● **Порядок выполнения**:
Пожалуйста, выведите целиком текст о «плотности знания» у Сухотина, не меняя в нем ни слова.

● **Текст для чтения**:
------------
Обратившись к ранним статьям Сухотина мы увидели тот факт, что проблема «плотности знания» важна тем, что параллельно со вполне традиционными терминологическими рядами («логическая форма», «представление», «упрощение», «понятие», «теория», «сокращение») у Сухотина работает вполне самобытные текстуальные (а следовательно, и образно-конфигуративные) ряды терминов: «плотность», «емкость», «уплотнение», «сворачивание», «концентрация», «узловой характер», «узелковый пункт» - этот дополнительный ряд терминов образует специфический именно для мышления Сухотина ассоциативный и образный ландшафт бытования и реализации классических концептов. Выявляя и анализируя этот параллельный горизонт, можно выследить суть того, как автор мыслит уже сложившиеся связи устоявшихся терминов и как он вдыхает в них новый смысл. Так на место сухой «аббревиатуры» и краткого «сокращения» приходит уплотненное и сконцентрированное, стянутое к центру и углубленное знание. Процесс концентрации и сокращения знания Сухотин мыслит уникальным образом, благодаря соседству таких выявленных кофигураций, ядро которых мы именовали «инсайтом». Ядро таких конфигураций (уплотнение, узел, стягивание) затем влияет на концептуализацию содержательных рядов, которые стоят за вполне классическими иерархическими схемами: представление-определение-понятие-теория. Именно такие образные конструкты составляют мир уникального мышления философа, представляют возможным проникнуть в его строй мысли и сделать очевидным тот образ проблемы, который заново проясняет мотивацию движения той или
иной концептуализации (в том числе критика позитивизма, работа с творчеством и парадоксом, эстетизация экономного знания и понятия, ряд других аспектов).
------------
● **Извлеченные данные**:
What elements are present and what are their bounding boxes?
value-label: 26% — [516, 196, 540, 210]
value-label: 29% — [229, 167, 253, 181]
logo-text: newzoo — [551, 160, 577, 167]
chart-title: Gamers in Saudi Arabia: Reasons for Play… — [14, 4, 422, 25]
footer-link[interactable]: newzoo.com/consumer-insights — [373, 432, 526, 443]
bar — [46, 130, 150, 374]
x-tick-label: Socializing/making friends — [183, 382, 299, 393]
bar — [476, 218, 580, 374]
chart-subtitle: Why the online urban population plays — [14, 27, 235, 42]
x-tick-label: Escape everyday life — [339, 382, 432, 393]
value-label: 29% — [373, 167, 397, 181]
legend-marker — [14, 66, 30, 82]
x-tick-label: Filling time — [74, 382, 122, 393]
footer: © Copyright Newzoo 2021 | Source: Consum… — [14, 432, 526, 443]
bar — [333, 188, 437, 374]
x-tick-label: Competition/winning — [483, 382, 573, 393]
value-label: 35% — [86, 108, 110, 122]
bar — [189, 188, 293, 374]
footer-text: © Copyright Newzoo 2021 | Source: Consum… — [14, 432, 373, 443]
------------
● **Ответ**:
Обратившись к ранним статьям Сухотина мы увидели тот факт, что проблема «плотности знания» важна тем, что параллельно со вполне традиционными терминологическими рядами («логическая форма», «представление», «упрощение», «понятие», «теория», «сокращение») у Сухотина работает вполне самобытные текстуальные (а следовательно, и образно-конфигуративные) ряды терминов: «плотность», «емкость», «уплотнение», «сворачивание», «концентрация», «узловой характер», «узелковый пункт» - этот дополнительный ряд терминов образует специфический именно для мышления Сухотина ассоциативный и образный ландшафт бытования и реализации классических концептов. Выявляя и анализируя этот параллельный горизонт, можно выследить суть того, как автор мыслит уже сложившиеся связи устоявшихся терминов и как он вдыхает в них новый смысл. Так на место сухой «аббревиатуры» и краткого «сокращения» приходит уплотненное и сконцентрированное, стянутое к центру и углубленное знание. Процесс концентрации и сокращения знания Сухотин мыслит уникальным образом, благодаря соседству таких выявленных кофигураций, ядро которых мы именовали «инсайтом». Ядро таких конфигураций (уплотнение, узел, стягивание) затем влияет на концептуализацию содержательных рядов, которые стоят за вполне классическими иерархическими схемами: представление-определение-понятие-теория. Именно такие образные конструкты составляют мир уникального мышления философа, представляют возможным проникнуть в его строй мысли и сделать очевидным тот образ проблемы, который заново проясняет мотивацию движения той или
иной концептуализации (в том числе критика позитивизма, работа с творчеством и парадоксом, эстетизация экономного знания и понятия, ряд других аспектов).